■ Directions:
Without the pictures, repeat the listing character for character.

[A block of data]
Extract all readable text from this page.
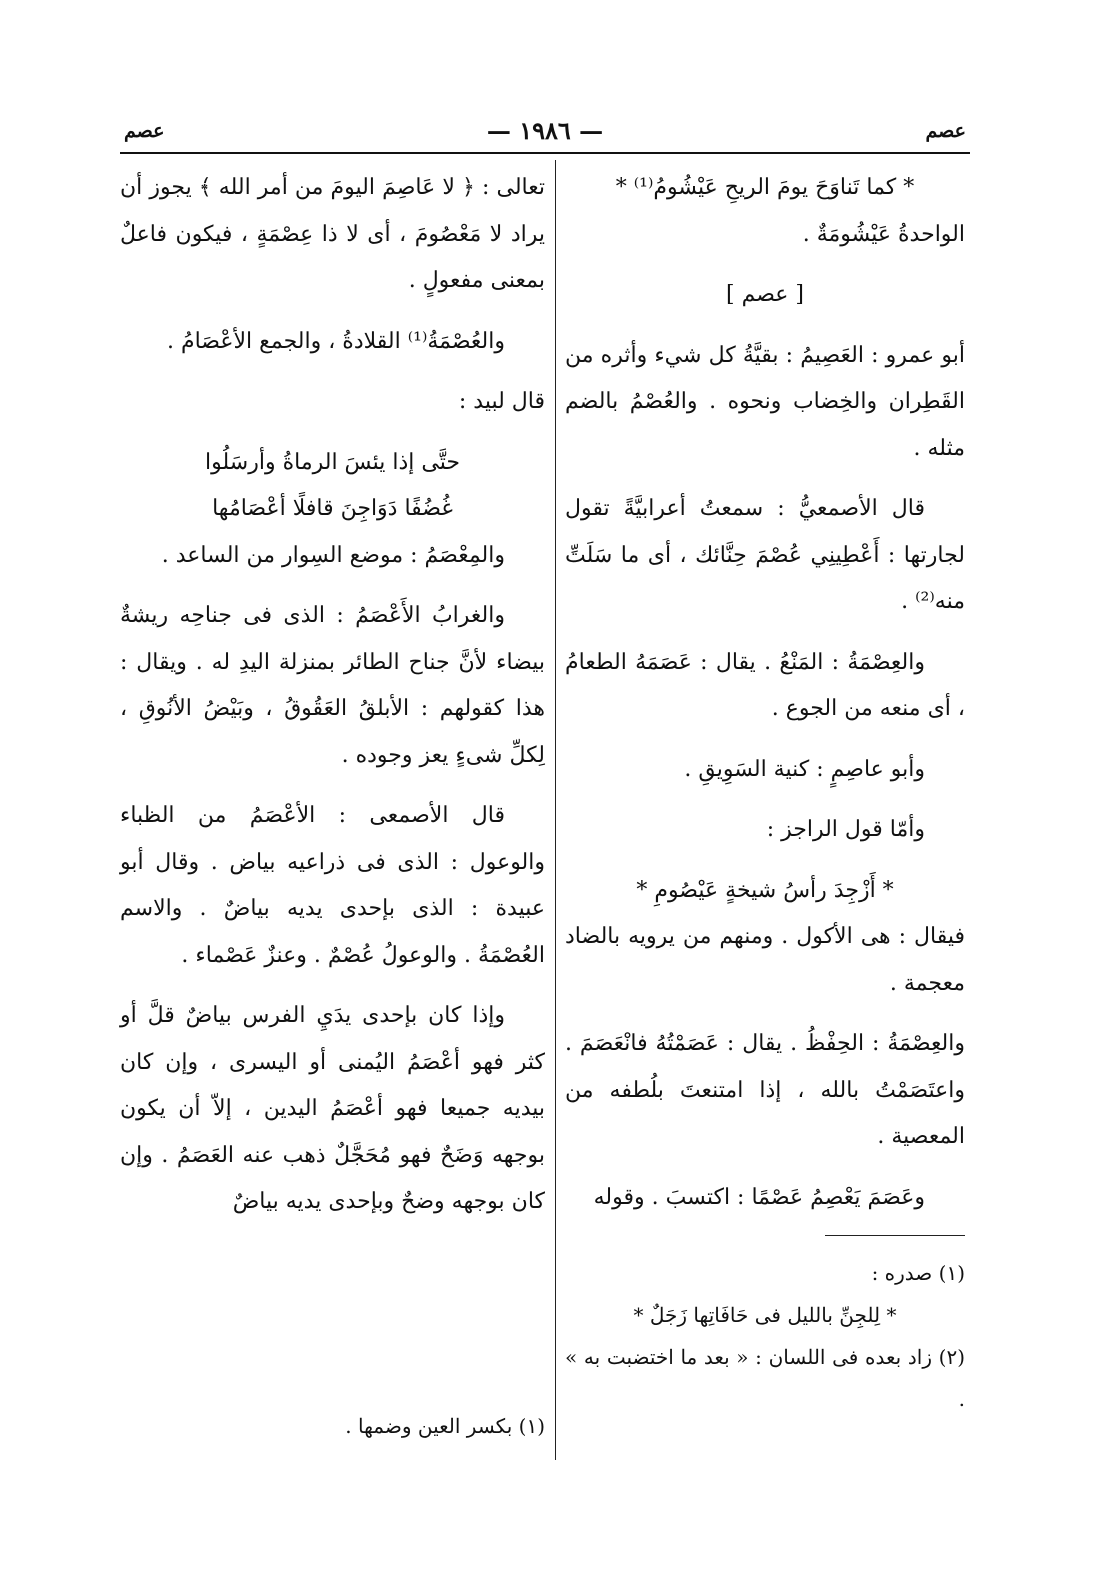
عصم
— ١٩٨٦ —
عصم

* كما تَناوَحَ يومَ الريحِ عَيْشُومُ⁽¹⁾ *

الواحدةُ عَيْشُومَةٌ .

[ عصم ]

أبو عمرو : العَصِيمُ : بقيَّةُ كل شيء وأثره من القَطِران والخِضاب ونحوه . والعُصْمُ بالضم مثله .

قال الأصمعيُّ : سمعتُ أعرابيَّةً تقول لجارتها : أَعْطِينِي عُصْمَ حِنَّائك ، أى ما سَلَتِّ منه⁽²⁾ .

والعِصْمَةُ : المَنْعُ . يقال : عَصَمَهُ الطعامُ ، أى منعه من الجوع .

وأبو عاصِمٍ : كنية السَوِيقِ .

وأمّا قول الراجز :

* أَزْجِدَ رأسُ شيخةٍ عَيْصُومِ *

فيقال : هى الأكول . ومنهم من يرويه بالضاد معجمة .

والعِصْمَةُ : الحِفْظُ . يقال : عَصَمْتُهُ فانْعَصَمَ . واعتَصَمْتُ بالله ، إذا امتنعتَ بلُطفه من المعصية .

وعَصَمَ يَعْصِمُ عَصْمًا : اكتسبَ . وقوله

(١) صدره :
* لِلجِنِّ بالليل فى حَافَاتِها زَجَلٌ *
(٢) زاد بعده فى اللسان : « بعد ما اختضبت به » .

تعالى : ﴿ لا عَاصِمَ اليومَ من أمر الله ﴾ يجوز أن يراد لا مَعْصُومَ ، أى لا ذا عِصْمَةٍ ، فيكون فاعلٌ بمعنى مفعولٍ .

والعُصْمَةُ⁽¹⁾ القلادةُ ، والجمع الأعْصَامُ .

قال لبيد :

حتَّى إذا يئسَ الرماةُ وأرسَلُوا

غُضُفًا دَوَاجِنَ قافلًا أعْصَامُها

والمِعْصَمُ : موضع السِوار من الساعد .

والغرابُ الأَعْصَمُ : الذى فى جناحِه ريشةٌ بيضاء لأنَّ جناح الطائر بمنزلة اليدِ له . ويقال : هذا كقولهم : الأبلقُ العَقُوقُ ، وبَيْضُ الأنُوقِ ، لِكلِّ شىءٍ يعز وجوده .

قال الأصمعى : الأعْصَمُ من الظباء والوعول : الذى فى ذراعيه بياض . وقال أبو عبيدة : الذى بإحدى يديه بياضٌ . والاسم العُصْمَةُ . والوعولُ عُصْمٌ . وعنزٌ عَصْماء .

وإذا كان بإحدى يدَيِ الفرس بياضٌ قلَّ أو كثر فهو أعْصَمُ اليُمنى أو اليسرى ، وإن كان بيديه جميعا فهو أعْصَمُ اليدين ، إلاّ أن يكون بوجهه وَضَحٌ فهو مُحَجَّلٌ ذهب عنه العَصَمُ . وإن كان بوجهه وضحٌ وبإحدى يديه بياضٌ

(١) بكسر العين وضمها .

■ Output below:
Extract all readable text from this page.
عصم
— ١٩٨٦ —
عصم

* كما تَناوَحَ يومَ الريحِ عَيْشُومُ⁽¹⁾ *

الواحدةُ عَيْشُومَةٌ .

[ عصم ]

أبو عمرو : العَصِيمُ : بقيَّةُ كل شيء وأثره من القَطِران والخِضاب ونحوه . والعُصْمُ بالضم مثله .

قال الأصمعيُّ : سمعتُ أعرابيَّةً تقول لجارتها : أَعْطِينِي عُصْمَ حِنَّائك ، أى ما سَلَتِّ منه⁽²⁾ .

والعِصْمَةُ : المَنْعُ . يقال : عَصَمَهُ الطعامُ ، أى منعه من الجوع .

وأبو عاصِمٍ : كنية السَوِيقِ .

وأمّا قول الراجز :

* أَزْجِدَ رأسُ شيخةٍ عَيْصُومِ *

فيقال : هى الأكول . ومنهم من يرويه بالضاد معجمة .

والعِصْمَةُ : الحِفْظُ . يقال : عَصَمْتُهُ فانْعَصَمَ . واعتَصَمْتُ بالله ، إذا امتنعتَ بلُطفه من المعصية .

وعَصَمَ يَعْصِمُ عَصْمًا : اكتسبَ . وقوله

(١) صدره :
* لِلجِنِّ بالليل فى حَافَاتِها زَجَلٌ *
(٢) زاد بعده فى اللسان : « بعد ما اختضبت به » .

تعالى : ﴿ لا عَاصِمَ اليومَ من أمر الله ﴾ يجوز أن يراد لا مَعْصُومَ ، أى لا ذا عِصْمَةٍ ، فيكون فاعلٌ بمعنى مفعولٍ .

والعُصْمَةُ⁽¹⁾ القلادةُ ، والجمع الأعْصَامُ .

قال لبيد :

حتَّى إذا يئسَ الرماةُ وأرسَلُوا

غُضُفًا دَوَاجِنَ قافلًا أعْصَامُها

والمِعْصَمُ : موضع السِوار من الساعد .

والغرابُ الأَعْصَمُ : الذى فى جناحِه ريشةٌ بيضاء لأنَّ جناح الطائر بمنزلة اليدِ له . ويقال : هذا كقولهم : الأبلقُ العَقُوقُ ، وبَيْضُ الأنُوقِ ، لِكلِّ شىءٍ يعز وجوده .

قال الأصمعى : الأعْصَمُ من الظباء والوعول : الذى فى ذراعيه بياض . وقال أبو عبيدة : الذى بإحدى يديه بياضٌ . والاسم العُصْمَةُ . والوعولُ عُصْمٌ . وعنزٌ عَصْماء .

وإذا كان بإحدى يدَيِ الفرس بياضٌ قلَّ أو كثر فهو أعْصَمُ اليُمنى أو اليسرى ، وإن كان بيديه جميعا فهو أعْصَمُ اليدين ، إلاّ أن يكون بوجهه وَضَحٌ فهو مُحَجَّلٌ ذهب عنه العَصَمُ . وإن كان بوجهه وضحٌ وبإحدى يديه بياضٌ

(١) بكسر العين وضمها .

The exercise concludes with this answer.